EXERCISE INSTRUCTIONS: Work out how many lines in the entries below include the word "loro". Give nothing but the number.

MATERIAL SHOWN:

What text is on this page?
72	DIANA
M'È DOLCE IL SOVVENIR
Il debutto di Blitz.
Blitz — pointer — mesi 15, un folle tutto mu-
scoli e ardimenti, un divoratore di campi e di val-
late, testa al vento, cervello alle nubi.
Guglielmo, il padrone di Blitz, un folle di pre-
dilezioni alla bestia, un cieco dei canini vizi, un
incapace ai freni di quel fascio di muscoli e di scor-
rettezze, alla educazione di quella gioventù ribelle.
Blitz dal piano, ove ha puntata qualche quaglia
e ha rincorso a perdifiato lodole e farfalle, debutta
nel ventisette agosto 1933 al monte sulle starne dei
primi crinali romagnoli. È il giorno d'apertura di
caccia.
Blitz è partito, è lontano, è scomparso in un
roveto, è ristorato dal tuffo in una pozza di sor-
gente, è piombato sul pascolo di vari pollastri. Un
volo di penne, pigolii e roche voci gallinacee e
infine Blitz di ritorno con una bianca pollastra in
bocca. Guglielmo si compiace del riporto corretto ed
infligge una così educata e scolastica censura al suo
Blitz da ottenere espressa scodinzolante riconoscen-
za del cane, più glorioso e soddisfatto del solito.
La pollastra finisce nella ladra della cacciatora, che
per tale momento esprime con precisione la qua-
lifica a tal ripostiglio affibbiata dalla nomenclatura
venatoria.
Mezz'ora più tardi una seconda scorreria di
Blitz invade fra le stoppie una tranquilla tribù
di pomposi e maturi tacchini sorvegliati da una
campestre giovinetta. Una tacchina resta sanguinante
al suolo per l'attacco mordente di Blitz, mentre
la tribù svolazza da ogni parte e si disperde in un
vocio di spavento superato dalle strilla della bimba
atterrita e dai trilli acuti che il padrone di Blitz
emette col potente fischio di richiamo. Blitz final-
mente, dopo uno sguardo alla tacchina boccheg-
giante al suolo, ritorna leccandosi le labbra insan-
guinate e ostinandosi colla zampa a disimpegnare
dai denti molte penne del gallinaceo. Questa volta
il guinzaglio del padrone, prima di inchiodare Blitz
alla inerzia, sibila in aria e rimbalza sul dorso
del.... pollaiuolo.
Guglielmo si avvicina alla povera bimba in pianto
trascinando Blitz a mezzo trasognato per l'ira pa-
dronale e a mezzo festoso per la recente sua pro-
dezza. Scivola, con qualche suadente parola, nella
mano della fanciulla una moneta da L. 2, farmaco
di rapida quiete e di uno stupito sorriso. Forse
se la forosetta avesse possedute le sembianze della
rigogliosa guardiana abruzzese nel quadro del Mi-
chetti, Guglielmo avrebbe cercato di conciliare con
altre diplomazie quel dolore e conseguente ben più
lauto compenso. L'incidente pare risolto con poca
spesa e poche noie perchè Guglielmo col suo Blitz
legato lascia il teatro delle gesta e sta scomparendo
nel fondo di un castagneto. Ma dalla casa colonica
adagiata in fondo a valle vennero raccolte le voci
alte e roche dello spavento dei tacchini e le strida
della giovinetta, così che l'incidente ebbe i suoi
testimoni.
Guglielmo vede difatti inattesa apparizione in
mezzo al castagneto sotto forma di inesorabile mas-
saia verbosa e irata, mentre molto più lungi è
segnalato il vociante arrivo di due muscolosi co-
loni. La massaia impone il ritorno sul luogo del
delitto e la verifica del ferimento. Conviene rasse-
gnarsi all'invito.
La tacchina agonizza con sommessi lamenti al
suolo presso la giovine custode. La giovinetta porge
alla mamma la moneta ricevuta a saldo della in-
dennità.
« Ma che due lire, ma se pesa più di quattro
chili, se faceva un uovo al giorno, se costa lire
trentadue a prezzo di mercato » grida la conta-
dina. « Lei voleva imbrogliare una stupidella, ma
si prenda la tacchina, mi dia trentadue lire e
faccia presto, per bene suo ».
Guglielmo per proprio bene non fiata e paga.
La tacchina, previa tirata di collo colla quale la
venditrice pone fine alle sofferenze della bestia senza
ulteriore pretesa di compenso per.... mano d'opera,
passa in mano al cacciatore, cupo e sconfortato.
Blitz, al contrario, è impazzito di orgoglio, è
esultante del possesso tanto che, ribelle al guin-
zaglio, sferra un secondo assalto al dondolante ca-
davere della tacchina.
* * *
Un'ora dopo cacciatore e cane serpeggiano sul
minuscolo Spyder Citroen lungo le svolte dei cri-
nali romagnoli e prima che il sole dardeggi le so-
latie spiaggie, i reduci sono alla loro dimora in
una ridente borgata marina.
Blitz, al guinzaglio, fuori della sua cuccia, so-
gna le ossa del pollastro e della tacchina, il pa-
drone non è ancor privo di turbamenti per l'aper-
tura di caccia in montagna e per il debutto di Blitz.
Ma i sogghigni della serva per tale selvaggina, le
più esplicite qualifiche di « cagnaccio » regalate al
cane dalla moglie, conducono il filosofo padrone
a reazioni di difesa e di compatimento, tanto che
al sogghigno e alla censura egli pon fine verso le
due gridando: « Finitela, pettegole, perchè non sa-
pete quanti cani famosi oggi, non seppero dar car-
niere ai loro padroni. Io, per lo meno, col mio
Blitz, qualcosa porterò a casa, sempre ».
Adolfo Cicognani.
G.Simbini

SOLUTION BELOW: 2